▶ **Data for processing**:
>>>

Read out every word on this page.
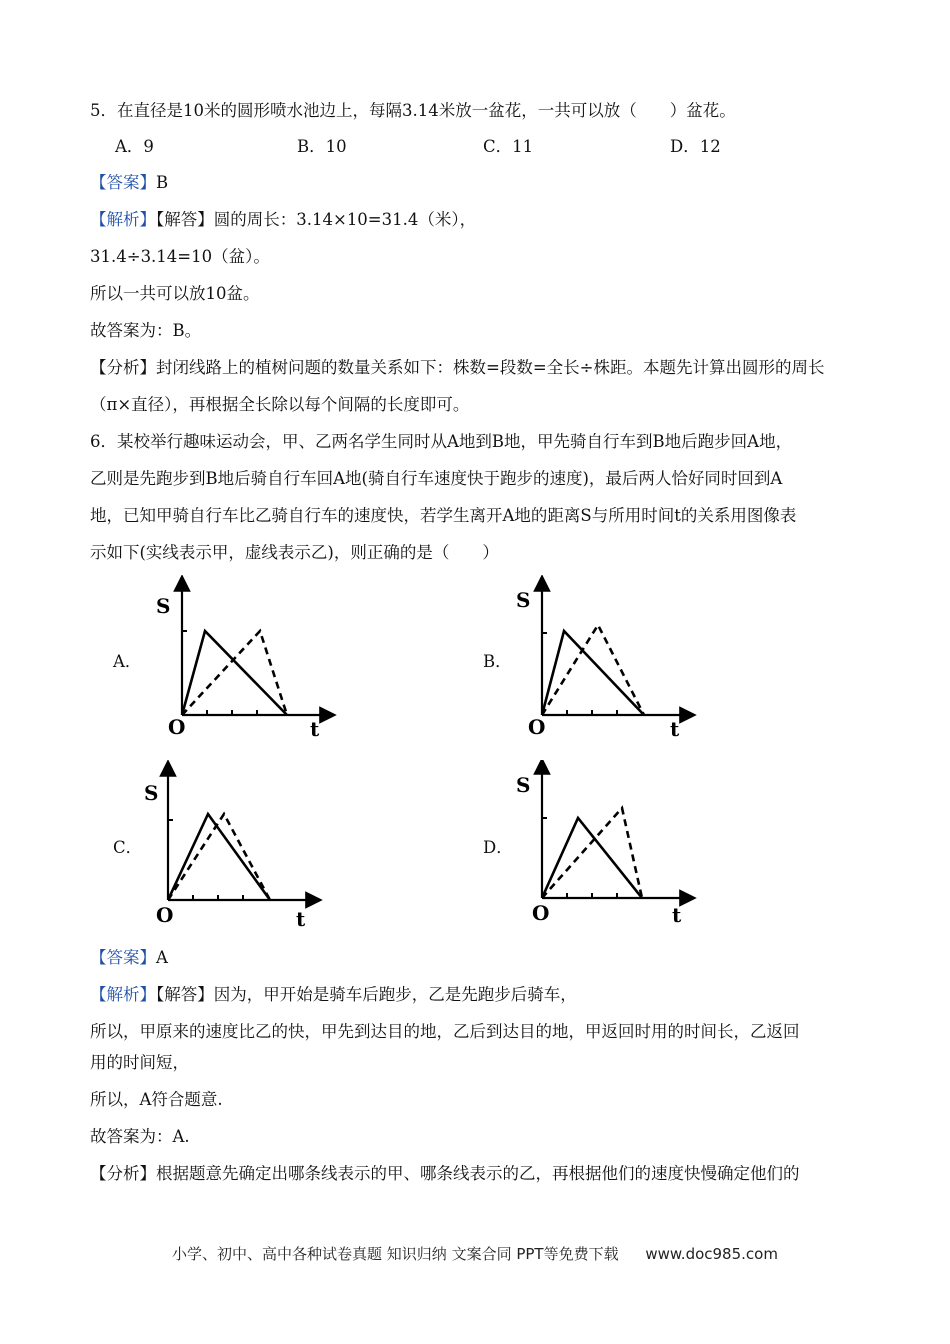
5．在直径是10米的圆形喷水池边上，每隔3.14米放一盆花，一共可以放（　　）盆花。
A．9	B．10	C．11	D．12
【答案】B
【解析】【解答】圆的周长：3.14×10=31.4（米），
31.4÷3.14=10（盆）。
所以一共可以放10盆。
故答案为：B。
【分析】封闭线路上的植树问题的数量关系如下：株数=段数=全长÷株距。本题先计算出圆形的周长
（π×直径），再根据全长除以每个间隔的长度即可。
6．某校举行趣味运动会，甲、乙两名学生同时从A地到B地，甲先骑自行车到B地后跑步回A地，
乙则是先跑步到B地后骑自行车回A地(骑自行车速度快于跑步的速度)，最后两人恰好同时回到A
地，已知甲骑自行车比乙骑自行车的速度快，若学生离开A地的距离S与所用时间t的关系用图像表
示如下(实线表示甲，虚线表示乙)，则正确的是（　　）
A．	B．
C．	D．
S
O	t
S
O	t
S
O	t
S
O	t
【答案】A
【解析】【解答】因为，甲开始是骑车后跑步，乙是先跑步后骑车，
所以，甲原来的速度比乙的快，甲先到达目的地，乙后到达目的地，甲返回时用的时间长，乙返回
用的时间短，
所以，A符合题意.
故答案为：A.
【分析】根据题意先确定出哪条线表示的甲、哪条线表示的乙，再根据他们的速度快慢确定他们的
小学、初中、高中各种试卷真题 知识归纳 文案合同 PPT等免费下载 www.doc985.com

<<<

▶ **To do**:
Every line of text is to be repeated exactly; pictures are left out.

▶ **Result**:
Read out every word on this page.
5．在直径是10米的圆形喷水池边上，每隔3.14米放一盆花，一共可以放（　　）盆花。
A．9	B．10	C．11	D．12
【答案】B
【解析】【解答】圆的周长：3.14×10=31.4（米），
31.4÷3.14=10（盆）。
所以一共可以放10盆。
故答案为：B。
【分析】封闭线路上的植树问题的数量关系如下：株数=段数=全长÷株距。本题先计算出圆形的周长
（π×直径），再根据全长除以每个间隔的长度即可。
6．某校举行趣味运动会，甲、乙两名学生同时从A地到B地，甲先骑自行车到B地后跑步回A地，
乙则是先跑步到B地后骑自行车回A地(骑自行车速度快于跑步的速度)，最后两人恰好同时回到A
地，已知甲骑自行车比乙骑自行车的速度快，若学生离开A地的距离S与所用时间t的关系用图像表
示如下(实线表示甲，虚线表示乙)，则正确的是（　　）
A．	B．
C．	D．
S
O	t
S
O	t
S
O	t
S
O	t
【答案】A
【解析】【解答】因为，甲开始是骑车后跑步，乙是先跑步后骑车，
所以，甲原来的速度比乙的快，甲先到达目的地，乙后到达目的地，甲返回时用的时间长，乙返回
用的时间短，
所以，A符合题意.
故答案为：A.
【分析】根据题意先确定出哪条线表示的甲、哪条线表示的乙，再根据他们的速度快慢确定他们的
小学、初中、高中各种试卷真题 知识归纳 文案合同 PPT等免费下载 www.doc985.com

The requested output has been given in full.